Short problem:
Lift every line from the entries that includes the word "program".

Data entries:
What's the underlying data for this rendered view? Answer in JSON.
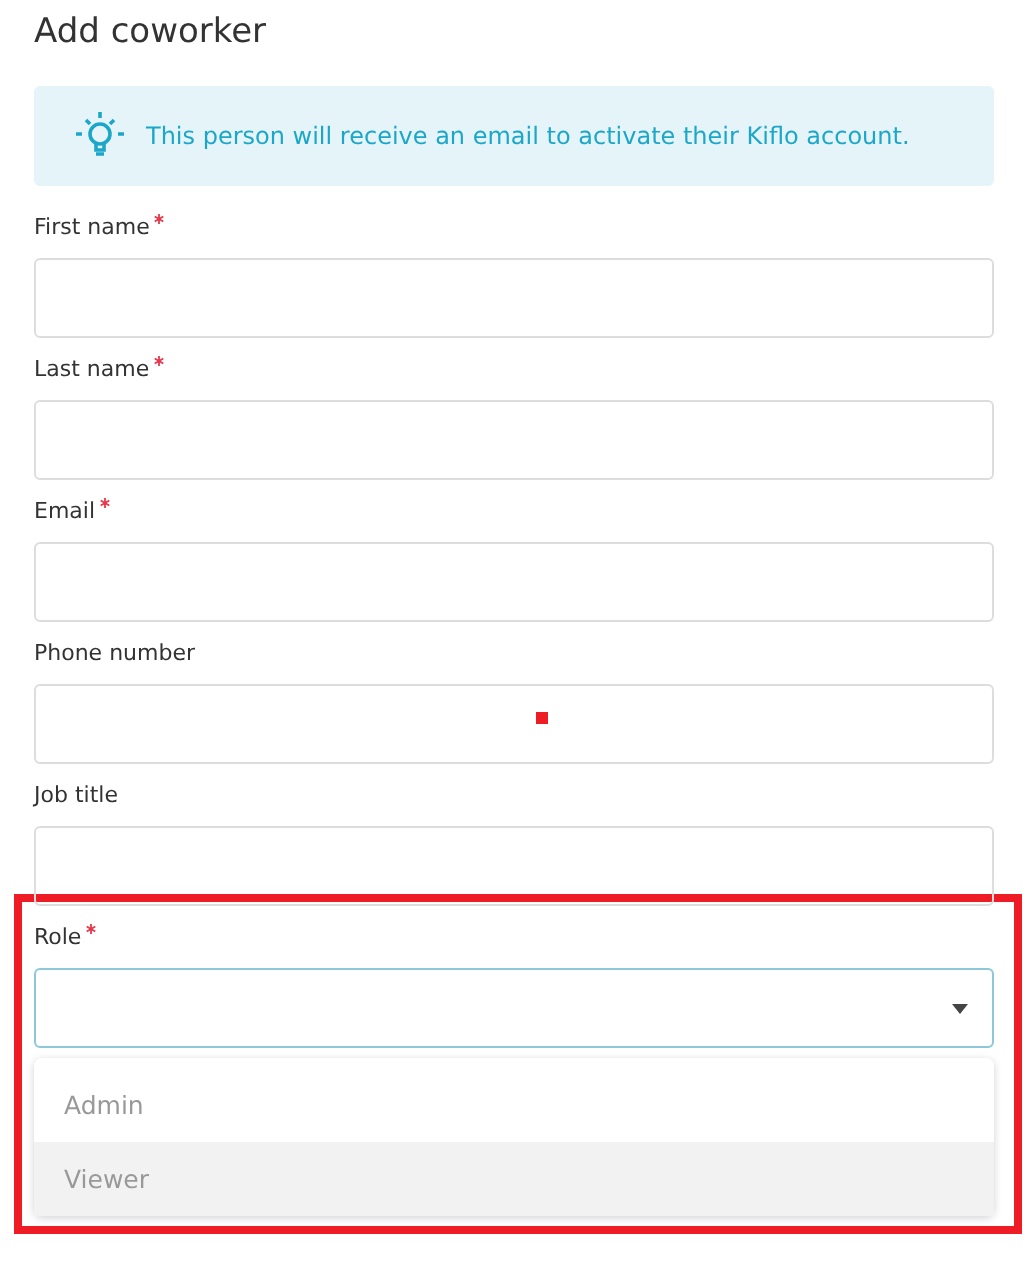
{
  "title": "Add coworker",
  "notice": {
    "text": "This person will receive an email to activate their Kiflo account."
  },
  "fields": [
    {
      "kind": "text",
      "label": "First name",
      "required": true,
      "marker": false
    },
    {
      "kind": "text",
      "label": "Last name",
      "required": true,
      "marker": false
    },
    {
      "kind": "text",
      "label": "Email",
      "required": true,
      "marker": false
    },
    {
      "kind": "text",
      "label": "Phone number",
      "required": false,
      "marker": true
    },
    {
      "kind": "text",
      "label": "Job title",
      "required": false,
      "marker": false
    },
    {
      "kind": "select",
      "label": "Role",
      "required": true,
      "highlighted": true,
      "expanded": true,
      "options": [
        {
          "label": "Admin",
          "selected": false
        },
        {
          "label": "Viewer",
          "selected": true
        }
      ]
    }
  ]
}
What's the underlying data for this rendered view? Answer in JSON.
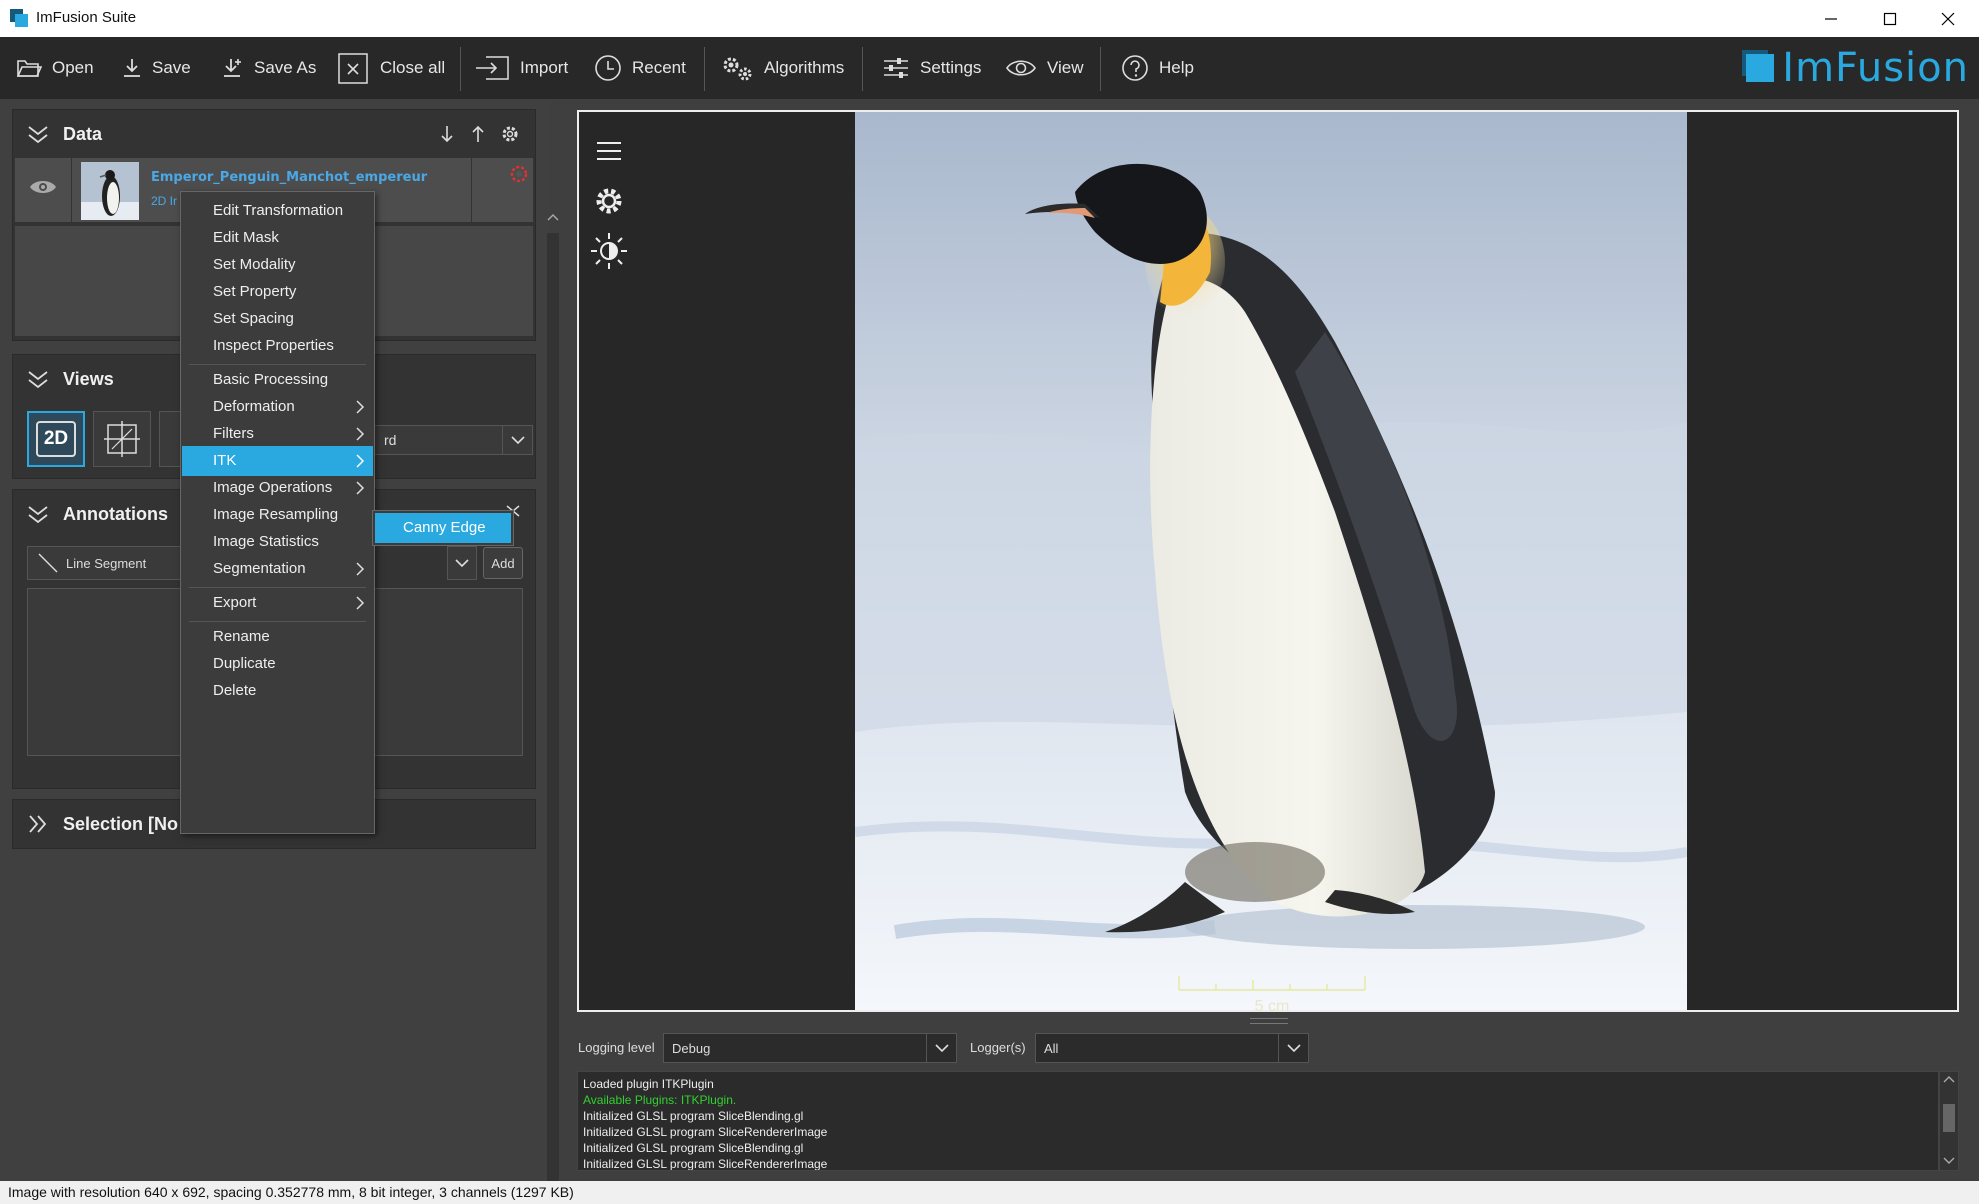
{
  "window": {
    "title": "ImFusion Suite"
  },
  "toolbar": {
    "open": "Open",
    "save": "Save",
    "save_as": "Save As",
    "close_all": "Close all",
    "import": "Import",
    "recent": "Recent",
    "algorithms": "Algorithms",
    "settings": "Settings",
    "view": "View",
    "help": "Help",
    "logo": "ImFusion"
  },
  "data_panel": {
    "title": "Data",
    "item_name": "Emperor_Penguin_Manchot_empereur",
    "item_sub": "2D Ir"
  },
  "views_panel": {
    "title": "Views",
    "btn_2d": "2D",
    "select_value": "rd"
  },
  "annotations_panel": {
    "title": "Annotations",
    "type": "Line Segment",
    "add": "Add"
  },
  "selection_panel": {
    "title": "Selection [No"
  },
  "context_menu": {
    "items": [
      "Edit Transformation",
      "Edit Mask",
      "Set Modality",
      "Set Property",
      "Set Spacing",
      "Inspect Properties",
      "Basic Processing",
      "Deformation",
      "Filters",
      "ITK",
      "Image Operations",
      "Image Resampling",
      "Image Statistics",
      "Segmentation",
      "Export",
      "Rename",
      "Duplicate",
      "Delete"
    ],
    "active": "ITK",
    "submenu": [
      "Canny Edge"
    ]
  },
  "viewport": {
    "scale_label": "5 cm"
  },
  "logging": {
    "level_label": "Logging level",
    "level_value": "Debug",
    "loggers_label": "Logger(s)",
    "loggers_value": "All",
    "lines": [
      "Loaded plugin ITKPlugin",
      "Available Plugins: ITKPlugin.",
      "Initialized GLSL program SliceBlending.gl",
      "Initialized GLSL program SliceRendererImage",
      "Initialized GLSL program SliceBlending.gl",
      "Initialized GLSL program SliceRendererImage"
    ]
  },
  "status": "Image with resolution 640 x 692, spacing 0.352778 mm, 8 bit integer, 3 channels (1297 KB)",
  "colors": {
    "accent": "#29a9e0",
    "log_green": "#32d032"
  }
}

Written reply:
      "Initialized GLSL program SliceBlending.gl",
      "Initialized GLSL program SliceRendererImage",
      "Initialized GLSL program SliceBlending.gl",
      "Initialized GLSL program SliceRendererImage"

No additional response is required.